**What is being asked:** Every entry below must be repeated exactly; skip the pictures.

**Stored rows:**
◇ ◇ ◇ ◇ ◇ ◇ ◇

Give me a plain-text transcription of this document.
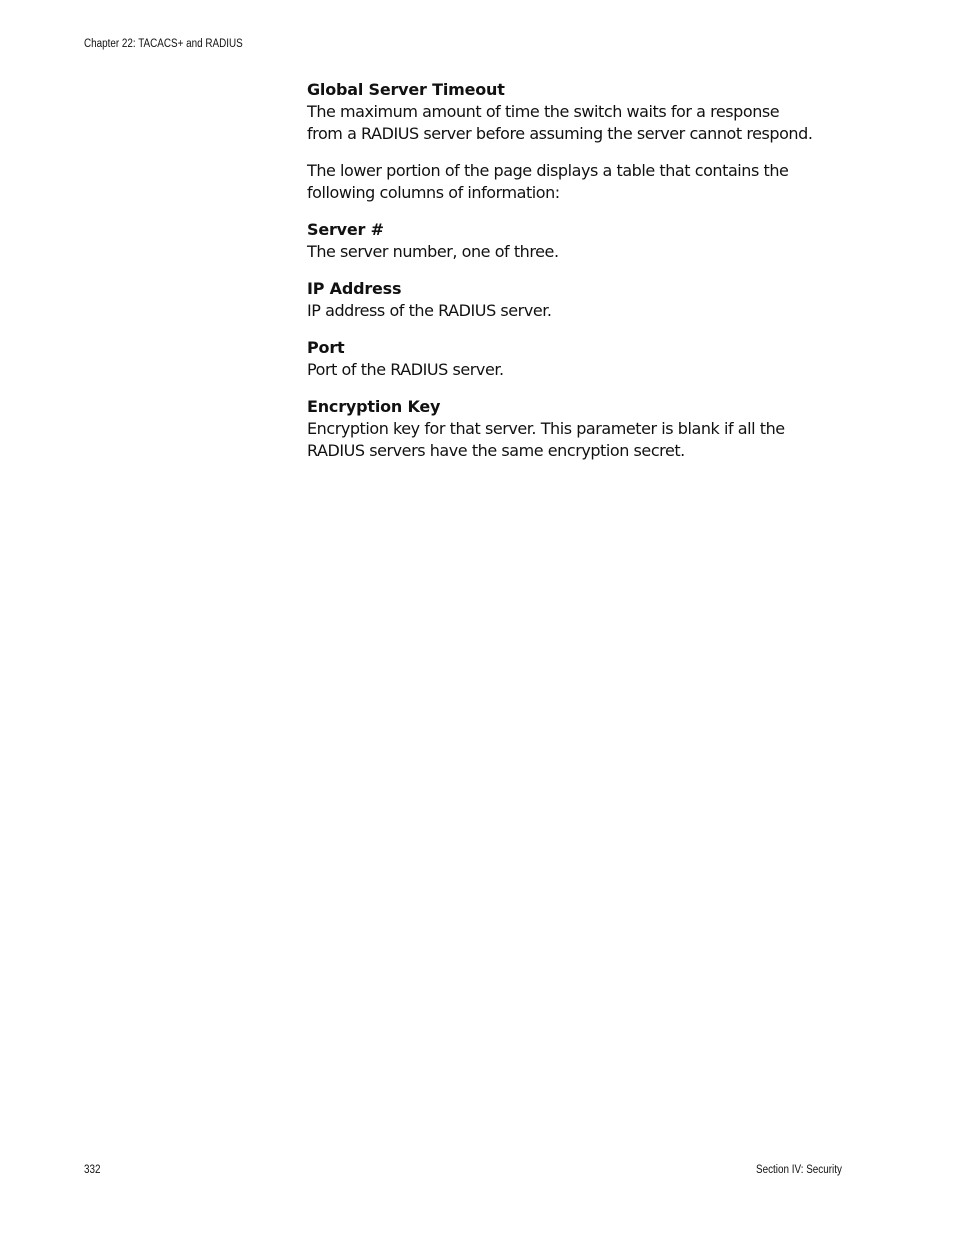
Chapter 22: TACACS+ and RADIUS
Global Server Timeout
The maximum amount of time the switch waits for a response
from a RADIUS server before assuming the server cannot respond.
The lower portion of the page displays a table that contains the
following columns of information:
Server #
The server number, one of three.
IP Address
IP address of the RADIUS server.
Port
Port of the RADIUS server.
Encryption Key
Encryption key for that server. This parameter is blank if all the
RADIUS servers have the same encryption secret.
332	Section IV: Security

◇ ◇ ◇ ◇ ◇ ◇ ◇

**Exercise solution:**
Give me a plain-text transcription of this document.
Chapter 22: TACACS+ and RADIUS
Global Server Timeout
The maximum amount of time the switch waits for a response
from a RADIUS server before assuming the server cannot respond.
The lower portion of the page displays a table that contains the
following columns of information:
Server #
The server number, one of three.
IP Address
IP address of the RADIUS server.
Port
Port of the RADIUS server.
Encryption Key
Encryption key for that server. This parameter is blank if all the
RADIUS servers have the same encryption secret.
332	Section IV: Security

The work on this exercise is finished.